*Given instruction*: Extract from the listing each line in which the word "accent" appears.

________________________________________

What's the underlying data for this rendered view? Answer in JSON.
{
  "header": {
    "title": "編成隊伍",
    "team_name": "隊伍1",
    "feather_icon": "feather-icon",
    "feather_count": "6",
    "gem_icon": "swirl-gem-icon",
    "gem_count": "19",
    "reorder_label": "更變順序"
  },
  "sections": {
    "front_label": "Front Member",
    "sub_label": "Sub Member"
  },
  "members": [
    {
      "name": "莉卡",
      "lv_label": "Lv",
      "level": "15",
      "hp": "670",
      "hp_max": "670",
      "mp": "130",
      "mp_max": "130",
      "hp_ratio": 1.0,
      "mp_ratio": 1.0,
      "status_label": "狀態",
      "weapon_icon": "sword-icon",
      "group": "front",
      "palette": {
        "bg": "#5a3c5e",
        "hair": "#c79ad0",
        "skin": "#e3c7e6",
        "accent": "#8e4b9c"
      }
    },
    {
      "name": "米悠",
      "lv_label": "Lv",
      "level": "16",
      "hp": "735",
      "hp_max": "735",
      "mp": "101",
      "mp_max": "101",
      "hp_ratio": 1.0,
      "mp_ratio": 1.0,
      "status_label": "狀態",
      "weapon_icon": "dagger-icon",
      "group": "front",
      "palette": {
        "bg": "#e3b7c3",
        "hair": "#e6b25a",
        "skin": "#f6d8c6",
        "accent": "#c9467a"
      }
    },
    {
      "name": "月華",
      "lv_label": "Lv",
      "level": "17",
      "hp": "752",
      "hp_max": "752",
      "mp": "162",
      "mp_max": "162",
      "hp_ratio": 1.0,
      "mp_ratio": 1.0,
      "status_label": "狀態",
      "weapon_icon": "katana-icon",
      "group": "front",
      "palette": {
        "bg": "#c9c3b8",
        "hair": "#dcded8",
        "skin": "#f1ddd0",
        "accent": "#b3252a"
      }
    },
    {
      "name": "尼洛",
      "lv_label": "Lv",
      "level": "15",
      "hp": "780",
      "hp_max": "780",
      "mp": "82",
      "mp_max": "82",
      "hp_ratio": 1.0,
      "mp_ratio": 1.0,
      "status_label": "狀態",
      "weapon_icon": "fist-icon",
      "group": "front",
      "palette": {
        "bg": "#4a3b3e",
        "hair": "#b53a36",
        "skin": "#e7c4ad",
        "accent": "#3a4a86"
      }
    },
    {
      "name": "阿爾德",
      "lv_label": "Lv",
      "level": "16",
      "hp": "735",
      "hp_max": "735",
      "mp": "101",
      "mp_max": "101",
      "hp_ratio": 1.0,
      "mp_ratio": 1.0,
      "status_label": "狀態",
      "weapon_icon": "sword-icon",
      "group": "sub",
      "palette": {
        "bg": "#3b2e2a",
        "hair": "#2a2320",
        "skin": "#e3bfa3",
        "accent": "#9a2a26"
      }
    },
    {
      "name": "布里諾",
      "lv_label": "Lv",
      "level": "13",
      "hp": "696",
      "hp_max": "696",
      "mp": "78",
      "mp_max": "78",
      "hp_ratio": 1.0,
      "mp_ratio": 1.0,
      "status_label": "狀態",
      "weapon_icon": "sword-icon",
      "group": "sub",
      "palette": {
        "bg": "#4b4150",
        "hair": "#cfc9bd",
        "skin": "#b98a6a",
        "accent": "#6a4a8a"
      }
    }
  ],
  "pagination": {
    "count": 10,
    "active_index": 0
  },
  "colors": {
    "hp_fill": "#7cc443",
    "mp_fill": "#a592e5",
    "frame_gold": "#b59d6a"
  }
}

________________________________________

*The output*:
        "accent": "#8e4b9c"
        "accent": "#c9467a"
        "accent": "#b3252a"
        "accent": "#3a4a86"
        "accent": "#9a2a26"
        "accent": "#6a4a8a"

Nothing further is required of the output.